* **Given exercise**:
Within the material below, find each line bearing the word "вода" and present it.

* **Information shown**:
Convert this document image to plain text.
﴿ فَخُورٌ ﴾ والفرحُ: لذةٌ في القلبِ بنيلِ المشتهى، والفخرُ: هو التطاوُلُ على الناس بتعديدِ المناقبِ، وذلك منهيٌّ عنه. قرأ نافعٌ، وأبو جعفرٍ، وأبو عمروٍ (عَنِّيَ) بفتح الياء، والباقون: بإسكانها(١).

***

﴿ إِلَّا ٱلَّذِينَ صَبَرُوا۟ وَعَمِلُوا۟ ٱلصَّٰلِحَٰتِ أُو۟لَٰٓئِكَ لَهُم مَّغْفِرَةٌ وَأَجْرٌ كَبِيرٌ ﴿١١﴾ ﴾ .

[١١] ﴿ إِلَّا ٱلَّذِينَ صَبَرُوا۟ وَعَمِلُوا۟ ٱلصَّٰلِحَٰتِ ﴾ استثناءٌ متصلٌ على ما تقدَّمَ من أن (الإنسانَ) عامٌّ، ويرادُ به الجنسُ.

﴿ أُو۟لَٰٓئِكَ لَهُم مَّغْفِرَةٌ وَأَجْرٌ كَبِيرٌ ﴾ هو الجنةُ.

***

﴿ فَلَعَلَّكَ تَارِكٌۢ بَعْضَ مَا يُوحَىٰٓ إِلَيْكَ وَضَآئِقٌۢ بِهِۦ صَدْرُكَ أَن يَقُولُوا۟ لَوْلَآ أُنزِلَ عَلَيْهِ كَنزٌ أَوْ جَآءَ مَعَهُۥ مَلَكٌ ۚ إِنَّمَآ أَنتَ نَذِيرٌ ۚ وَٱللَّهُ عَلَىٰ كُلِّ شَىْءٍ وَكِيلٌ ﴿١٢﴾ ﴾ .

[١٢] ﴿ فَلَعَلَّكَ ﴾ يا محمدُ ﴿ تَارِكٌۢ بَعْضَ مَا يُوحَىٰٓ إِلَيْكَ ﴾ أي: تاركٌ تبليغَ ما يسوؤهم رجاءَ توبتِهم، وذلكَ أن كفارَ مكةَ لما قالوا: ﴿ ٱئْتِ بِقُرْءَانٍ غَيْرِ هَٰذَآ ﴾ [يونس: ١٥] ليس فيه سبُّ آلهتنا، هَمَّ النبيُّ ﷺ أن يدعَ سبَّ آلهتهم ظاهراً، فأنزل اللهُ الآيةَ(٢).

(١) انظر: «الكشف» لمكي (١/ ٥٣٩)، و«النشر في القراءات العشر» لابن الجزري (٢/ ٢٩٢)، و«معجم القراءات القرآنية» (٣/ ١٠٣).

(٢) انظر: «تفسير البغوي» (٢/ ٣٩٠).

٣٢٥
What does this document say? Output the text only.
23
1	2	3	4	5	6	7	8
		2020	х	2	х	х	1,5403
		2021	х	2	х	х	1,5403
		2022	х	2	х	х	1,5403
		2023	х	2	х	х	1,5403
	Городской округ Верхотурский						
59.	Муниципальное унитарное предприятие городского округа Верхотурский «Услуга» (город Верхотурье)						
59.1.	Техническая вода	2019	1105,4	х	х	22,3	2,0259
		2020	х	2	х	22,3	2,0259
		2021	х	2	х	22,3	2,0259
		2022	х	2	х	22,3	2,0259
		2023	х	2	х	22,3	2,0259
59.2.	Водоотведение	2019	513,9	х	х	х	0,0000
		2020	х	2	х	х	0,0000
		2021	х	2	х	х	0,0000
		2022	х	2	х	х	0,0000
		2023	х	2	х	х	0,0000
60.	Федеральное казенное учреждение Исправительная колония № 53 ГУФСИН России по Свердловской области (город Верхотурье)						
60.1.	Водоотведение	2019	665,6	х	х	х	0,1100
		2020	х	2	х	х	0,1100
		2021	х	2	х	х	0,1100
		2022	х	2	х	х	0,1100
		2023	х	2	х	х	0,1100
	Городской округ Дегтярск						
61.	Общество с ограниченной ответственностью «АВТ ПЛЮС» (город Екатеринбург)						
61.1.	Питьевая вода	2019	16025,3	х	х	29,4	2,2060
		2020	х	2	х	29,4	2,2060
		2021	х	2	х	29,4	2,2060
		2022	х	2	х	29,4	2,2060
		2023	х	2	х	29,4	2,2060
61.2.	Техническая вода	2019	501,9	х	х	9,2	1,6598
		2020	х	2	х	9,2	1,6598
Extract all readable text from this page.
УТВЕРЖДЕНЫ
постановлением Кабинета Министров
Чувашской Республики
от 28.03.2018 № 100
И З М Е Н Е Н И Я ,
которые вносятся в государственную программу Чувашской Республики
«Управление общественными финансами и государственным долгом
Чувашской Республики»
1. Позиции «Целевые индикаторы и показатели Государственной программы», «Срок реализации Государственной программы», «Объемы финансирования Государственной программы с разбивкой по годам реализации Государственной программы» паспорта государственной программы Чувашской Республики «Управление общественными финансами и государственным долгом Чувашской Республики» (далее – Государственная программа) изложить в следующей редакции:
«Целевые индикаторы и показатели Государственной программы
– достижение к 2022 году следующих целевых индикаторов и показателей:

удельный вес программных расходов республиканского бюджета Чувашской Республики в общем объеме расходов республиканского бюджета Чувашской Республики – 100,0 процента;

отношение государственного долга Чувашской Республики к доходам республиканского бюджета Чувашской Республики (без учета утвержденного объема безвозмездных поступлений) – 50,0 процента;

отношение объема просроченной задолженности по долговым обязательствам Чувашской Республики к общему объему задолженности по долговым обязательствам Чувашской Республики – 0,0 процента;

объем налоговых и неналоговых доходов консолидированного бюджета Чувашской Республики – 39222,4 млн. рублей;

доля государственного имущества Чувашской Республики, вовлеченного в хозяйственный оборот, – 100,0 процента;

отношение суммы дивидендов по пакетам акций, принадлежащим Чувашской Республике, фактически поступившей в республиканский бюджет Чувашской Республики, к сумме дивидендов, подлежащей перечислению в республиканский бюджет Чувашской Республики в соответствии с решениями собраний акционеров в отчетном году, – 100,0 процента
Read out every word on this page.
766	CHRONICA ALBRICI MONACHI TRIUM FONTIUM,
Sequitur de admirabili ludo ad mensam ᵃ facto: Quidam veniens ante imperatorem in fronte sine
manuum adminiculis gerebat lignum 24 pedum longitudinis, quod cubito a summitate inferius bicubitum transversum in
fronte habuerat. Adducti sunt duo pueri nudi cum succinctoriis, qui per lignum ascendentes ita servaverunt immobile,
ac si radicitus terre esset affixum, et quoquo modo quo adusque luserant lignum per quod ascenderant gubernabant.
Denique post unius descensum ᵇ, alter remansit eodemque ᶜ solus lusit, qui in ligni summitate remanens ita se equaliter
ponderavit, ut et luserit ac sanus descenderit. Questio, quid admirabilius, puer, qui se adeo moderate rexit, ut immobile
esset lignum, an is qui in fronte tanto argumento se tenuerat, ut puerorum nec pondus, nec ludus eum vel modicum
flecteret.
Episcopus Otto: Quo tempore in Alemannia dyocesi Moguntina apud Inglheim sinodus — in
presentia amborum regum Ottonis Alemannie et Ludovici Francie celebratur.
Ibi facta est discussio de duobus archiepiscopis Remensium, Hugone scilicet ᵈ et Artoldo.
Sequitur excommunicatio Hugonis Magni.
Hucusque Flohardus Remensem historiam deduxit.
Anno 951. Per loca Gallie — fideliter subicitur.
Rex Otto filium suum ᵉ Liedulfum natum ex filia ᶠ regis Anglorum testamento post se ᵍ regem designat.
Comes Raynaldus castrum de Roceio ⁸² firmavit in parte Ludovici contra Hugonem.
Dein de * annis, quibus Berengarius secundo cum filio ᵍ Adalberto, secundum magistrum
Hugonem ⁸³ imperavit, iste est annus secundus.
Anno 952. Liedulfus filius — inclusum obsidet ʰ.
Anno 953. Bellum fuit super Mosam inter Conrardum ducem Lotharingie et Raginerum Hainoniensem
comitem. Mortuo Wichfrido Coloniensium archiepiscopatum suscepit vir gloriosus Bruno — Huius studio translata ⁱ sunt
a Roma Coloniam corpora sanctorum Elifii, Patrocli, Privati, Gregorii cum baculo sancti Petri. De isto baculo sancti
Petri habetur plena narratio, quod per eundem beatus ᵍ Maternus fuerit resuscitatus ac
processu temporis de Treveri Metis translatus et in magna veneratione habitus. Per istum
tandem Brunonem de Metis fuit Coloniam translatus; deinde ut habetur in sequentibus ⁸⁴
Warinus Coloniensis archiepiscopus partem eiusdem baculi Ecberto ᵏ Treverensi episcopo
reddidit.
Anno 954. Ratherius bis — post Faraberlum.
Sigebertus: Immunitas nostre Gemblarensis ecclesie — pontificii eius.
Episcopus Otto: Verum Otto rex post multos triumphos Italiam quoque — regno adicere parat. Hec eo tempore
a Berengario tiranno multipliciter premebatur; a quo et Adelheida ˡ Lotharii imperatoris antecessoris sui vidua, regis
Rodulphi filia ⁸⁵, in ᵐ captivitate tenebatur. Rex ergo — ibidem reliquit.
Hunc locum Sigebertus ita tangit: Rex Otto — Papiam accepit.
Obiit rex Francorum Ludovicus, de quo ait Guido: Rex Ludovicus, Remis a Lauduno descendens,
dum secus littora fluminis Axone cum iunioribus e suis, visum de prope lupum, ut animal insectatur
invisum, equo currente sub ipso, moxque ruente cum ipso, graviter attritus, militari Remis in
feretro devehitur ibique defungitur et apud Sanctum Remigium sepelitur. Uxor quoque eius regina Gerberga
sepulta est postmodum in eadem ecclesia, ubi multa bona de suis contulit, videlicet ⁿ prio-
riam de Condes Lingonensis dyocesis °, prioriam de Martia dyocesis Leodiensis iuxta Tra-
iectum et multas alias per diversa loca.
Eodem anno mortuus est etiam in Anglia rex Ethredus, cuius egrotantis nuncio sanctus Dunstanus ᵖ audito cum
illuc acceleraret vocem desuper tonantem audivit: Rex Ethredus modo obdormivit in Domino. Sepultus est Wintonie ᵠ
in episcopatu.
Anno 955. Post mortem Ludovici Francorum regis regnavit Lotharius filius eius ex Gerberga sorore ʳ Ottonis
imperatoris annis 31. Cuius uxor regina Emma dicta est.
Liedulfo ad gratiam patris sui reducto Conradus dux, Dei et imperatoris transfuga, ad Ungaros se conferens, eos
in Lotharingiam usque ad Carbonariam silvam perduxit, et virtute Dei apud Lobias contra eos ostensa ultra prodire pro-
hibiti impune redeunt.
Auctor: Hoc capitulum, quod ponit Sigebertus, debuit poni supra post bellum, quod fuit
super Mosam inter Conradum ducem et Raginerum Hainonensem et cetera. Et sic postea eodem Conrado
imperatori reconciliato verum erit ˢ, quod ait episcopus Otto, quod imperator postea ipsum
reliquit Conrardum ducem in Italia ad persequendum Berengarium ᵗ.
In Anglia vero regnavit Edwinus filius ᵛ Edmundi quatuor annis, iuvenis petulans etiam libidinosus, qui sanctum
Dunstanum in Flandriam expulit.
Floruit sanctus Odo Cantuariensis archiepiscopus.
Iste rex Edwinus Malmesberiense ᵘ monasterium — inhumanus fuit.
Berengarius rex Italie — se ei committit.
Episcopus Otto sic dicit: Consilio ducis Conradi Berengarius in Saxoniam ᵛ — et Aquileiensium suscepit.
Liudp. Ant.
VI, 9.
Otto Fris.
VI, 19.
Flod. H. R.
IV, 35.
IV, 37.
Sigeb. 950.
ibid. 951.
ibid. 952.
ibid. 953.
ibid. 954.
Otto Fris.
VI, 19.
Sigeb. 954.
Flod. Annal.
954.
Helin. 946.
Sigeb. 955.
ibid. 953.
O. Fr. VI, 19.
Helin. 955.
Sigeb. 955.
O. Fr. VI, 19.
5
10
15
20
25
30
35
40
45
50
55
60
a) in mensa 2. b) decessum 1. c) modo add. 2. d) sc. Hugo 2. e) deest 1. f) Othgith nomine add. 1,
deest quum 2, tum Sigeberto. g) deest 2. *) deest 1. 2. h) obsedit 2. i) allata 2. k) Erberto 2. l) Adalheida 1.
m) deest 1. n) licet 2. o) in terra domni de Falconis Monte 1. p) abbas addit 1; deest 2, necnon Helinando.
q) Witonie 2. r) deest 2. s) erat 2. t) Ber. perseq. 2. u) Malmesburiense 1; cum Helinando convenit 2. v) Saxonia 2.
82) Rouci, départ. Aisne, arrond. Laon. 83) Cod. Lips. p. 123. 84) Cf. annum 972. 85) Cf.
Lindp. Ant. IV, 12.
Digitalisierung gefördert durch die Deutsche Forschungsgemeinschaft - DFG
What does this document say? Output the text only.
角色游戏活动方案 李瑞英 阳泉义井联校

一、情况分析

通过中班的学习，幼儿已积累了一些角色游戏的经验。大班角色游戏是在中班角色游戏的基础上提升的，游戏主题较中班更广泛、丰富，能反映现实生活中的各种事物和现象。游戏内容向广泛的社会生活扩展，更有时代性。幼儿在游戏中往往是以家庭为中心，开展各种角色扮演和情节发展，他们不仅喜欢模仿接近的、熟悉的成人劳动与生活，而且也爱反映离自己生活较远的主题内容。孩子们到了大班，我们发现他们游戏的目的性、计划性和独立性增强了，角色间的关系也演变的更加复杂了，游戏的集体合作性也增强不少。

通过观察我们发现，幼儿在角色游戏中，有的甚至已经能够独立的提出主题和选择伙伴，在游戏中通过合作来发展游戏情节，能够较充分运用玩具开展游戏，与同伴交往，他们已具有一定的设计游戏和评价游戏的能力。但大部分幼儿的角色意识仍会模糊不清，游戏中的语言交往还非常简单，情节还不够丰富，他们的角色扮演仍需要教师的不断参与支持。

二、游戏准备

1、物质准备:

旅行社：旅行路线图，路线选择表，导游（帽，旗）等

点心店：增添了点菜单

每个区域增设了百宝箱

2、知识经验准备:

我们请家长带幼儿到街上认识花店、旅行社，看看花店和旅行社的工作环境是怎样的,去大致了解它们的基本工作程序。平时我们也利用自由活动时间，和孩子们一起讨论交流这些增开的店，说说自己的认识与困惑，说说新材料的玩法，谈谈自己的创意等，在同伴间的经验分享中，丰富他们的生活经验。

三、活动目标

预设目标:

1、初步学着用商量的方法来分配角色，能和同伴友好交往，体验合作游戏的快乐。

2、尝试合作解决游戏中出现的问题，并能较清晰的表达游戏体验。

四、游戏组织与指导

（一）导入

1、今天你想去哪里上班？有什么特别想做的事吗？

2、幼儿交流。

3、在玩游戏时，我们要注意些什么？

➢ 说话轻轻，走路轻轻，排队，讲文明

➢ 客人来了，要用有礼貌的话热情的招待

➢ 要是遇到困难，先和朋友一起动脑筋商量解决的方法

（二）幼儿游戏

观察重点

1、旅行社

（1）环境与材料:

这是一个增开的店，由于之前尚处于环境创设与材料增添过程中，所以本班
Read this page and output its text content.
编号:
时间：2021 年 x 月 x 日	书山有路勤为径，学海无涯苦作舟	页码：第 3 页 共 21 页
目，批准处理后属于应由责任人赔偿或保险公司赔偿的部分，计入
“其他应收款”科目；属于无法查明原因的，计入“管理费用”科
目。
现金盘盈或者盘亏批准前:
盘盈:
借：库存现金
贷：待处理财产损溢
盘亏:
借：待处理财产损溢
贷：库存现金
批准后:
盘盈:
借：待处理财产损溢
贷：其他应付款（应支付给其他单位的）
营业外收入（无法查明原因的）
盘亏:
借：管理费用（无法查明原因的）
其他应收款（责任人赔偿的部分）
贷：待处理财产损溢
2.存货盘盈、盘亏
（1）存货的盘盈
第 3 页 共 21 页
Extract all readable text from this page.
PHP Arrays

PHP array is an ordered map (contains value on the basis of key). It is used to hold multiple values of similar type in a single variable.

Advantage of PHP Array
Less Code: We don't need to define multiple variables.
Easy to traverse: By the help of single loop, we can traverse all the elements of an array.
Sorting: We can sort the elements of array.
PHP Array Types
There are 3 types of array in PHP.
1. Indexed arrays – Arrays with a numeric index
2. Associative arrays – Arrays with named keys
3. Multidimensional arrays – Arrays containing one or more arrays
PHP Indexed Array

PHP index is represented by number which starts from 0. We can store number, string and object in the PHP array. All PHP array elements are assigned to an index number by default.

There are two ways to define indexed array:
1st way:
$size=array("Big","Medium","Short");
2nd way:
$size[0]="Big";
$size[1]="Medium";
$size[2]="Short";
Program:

* **The response**:
59.1.	Техническая вода	2019	1105,4	х	х	22,3	2,0259
61.1.	Питьевая вода	2019	16025,3	х	х	29,4	2,2060
61.2.	Техническая вода	2019	501,9	х	х	9,2	1,6598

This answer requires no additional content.